** begin **

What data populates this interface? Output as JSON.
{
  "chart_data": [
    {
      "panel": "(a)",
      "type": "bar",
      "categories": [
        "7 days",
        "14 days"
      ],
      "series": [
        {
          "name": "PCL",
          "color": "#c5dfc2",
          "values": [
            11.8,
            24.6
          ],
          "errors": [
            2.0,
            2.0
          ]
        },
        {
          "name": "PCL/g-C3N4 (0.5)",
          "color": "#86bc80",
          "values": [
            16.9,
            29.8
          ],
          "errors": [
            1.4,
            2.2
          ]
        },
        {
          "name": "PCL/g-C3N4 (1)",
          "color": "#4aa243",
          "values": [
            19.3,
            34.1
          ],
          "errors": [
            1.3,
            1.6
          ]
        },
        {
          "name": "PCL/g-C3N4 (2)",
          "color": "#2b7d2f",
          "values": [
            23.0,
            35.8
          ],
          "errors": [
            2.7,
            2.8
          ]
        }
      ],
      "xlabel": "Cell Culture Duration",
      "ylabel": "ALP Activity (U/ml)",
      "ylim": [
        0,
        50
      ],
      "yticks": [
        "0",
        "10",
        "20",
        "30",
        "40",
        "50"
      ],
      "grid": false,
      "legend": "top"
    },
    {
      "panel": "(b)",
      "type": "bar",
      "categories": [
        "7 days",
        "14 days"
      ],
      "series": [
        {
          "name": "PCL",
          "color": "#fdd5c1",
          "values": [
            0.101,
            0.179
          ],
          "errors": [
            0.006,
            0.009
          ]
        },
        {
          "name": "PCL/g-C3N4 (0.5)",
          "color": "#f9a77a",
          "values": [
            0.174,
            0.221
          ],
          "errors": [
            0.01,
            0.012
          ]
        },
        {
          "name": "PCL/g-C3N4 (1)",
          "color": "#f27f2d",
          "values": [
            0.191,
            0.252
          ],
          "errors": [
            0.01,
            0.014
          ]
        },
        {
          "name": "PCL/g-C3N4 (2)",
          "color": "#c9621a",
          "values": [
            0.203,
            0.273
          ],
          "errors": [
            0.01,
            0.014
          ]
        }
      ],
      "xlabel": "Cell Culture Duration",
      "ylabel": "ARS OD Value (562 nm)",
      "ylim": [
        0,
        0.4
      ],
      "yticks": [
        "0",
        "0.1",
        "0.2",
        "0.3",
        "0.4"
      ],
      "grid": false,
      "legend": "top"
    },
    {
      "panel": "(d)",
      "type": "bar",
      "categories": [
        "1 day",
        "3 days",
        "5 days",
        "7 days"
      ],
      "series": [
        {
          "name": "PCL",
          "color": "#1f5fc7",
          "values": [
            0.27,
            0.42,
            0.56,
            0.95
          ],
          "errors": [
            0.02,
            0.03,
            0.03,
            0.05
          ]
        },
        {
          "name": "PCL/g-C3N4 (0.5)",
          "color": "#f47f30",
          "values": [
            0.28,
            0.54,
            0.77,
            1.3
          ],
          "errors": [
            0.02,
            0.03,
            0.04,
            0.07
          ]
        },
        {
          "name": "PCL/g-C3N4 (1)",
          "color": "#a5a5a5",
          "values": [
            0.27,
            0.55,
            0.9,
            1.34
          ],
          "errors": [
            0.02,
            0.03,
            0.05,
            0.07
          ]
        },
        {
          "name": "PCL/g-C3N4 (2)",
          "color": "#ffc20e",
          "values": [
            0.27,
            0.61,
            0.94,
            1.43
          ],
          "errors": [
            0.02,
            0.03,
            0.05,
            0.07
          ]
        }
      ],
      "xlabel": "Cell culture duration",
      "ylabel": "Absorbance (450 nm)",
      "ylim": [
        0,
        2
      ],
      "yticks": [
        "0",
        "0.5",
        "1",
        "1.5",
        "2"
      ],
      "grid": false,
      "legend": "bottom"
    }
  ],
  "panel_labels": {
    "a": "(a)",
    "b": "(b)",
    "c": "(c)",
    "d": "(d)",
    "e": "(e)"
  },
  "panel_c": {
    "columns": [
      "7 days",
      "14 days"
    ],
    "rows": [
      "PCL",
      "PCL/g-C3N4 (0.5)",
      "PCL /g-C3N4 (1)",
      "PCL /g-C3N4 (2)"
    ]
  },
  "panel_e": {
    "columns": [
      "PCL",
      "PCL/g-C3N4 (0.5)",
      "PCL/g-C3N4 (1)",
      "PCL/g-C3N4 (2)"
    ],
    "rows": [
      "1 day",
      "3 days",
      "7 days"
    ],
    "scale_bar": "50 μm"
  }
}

** end **

Copy all of the data. Keep every word exactly as it is.

● **Full answer**
What data populates this interface? Output as JSON.
{
  "chart_data": [
    {
      "panel": "(a)",
      "type": "bar",
      "categories": [
        "7 days",
        "14 days"
      ],
      "series": [
        {
          "name": "PCL",
          "color": "#c5dfc2",
          "values": [
            11.8,
            24.6
          ],
          "errors": [
            2.0,
            2.0
          ]
        },
        {
          "name": "PCL/g-C3N4 (0.5)",
          "color": "#86bc80",
          "values": [
            16.9,
            29.8
          ],
          "errors": [
            1.4,
            2.2
          ]
        },
        {
          "name": "PCL/g-C3N4 (1)",
          "color": "#4aa243",
          "values": [
            19.3,
            34.1
          ],
          "errors": [
            1.3,
            1.6
          ]
        },
        {
          "name": "PCL/g-C3N4 (2)",
          "color": "#2b7d2f",
          "values": [
            23.0,
            35.8
          ],
          "errors": [
            2.7,
            2.8
          ]
        }
      ],
      "xlabel": "Cell Culture Duration",
      "ylabel": "ALP Activity (U/ml)",
      "ylim": [
        0,
        50
      ],
      "yticks": [
        "0",
        "10",
        "20",
        "30",
        "40",
        "50"
      ],
      "grid": false,
      "legend": "top"
    },
    {
      "panel": "(b)",
      "type": "bar",
      "categories": [
        "7 days",
        "14 days"
      ],
      "series": [
        {
          "name": "PCL",
          "color": "#fdd5c1",
          "values": [
            0.101,
            0.179
          ],
          "errors": [
            0.006,
            0.009
          ]
        },
        {
          "name": "PCL/g-C3N4 (0.5)",
          "color": "#f9a77a",
          "values": [
            0.174,
            0.221
          ],
          "errors": [
            0.01,
            0.012
          ]
        },
        {
          "name": "PCL/g-C3N4 (1)",
          "color": "#f27f2d",
          "values": [
            0.191,
            0.252
          ],
          "errors": [
            0.01,
            0.014
          ]
        },
        {
          "name": "PCL/g-C3N4 (2)",
          "color": "#c9621a",
          "values": [
            0.203,
            0.273
          ],
          "errors": [
            0.01,
            0.014
          ]
        }
      ],
      "xlabel": "Cell Culture Duration",
      "ylabel": "ARS OD Value (562 nm)",
      "ylim": [
        0,
        0.4
      ],
      "yticks": [
        "0",
        "0.1",
        "0.2",
        "0.3",
        "0.4"
      ],
      "grid": false,
      "legend": "top"
    },
    {
      "panel": "(d)",
      "type": "bar",
      "categories": [
        "1 day",
        "3 days",
        "5 days",
        "7 days"
      ],
      "series": [
        {
          "name": "PCL",
          "color": "#1f5fc7",
          "values": [
            0.27,
            0.42,
            0.56,
            0.95
          ],
          "errors": [
            0.02,
            0.03,
            0.03,
            0.05
          ]
        },
        {
          "name": "PCL/g-C3N4 (0.5)",
          "color": "#f47f30",
          "values": [
            0.28,
            0.54,
            0.77,
            1.3
          ],
          "errors": [
            0.02,
            0.03,
            0.04,
            0.07
          ]
        },
        {
          "name": "PCL/g-C3N4 (1)",
          "color": "#a5a5a5",
          "values": [
            0.27,
            0.55,
            0.9,
            1.34
          ],
          "errors": [
            0.02,
            0.03,
            0.05,
            0.07
          ]
        },
        {
          "name": "PCL/g-C3N4 (2)",
          "color": "#ffc20e",
          "values": [
            0.27,
            0.61,
            0.94,
            1.43
          ],
          "errors": [
            0.02,
            0.03,
            0.05,
            0.07
          ]
        }
      ],
      "xlabel": "Cell culture duration",
      "ylabel": "Absorbance (450 nm)",
      "ylim": [
        0,
        2
      ],
      "yticks": [
        "0",
        "0.5",
        "1",
        "1.5",
        "2"
      ],
      "grid": false,
      "legend": "bottom"
    }
  ],
  "panel_labels": {
    "a": "(a)",
    "b": "(b)",
    "c": "(c)",
    "d": "(d)",
    "e": "(e)"
  },
  "panel_c": {
    "columns": [
      "7 days",
      "14 days"
    ],
    "rows": [
      "PCL",
      "PCL/g-C3N4 (0.5)",
      "PCL /g-C3N4 (1)",
      "PCL /g-C3N4 (2)"
    ]
  },
  "panel_e": {
    "columns": [
      "PCL",
      "PCL/g-C3N4 (0.5)",
      "PCL/g-C3N4 (1)",
      "PCL/g-C3N4 (2)"
    ],
    "rows": [
      "1 day",
      "3 days",
      "7 days"
    ],
    "scale_bar": "50 μm"
  }
}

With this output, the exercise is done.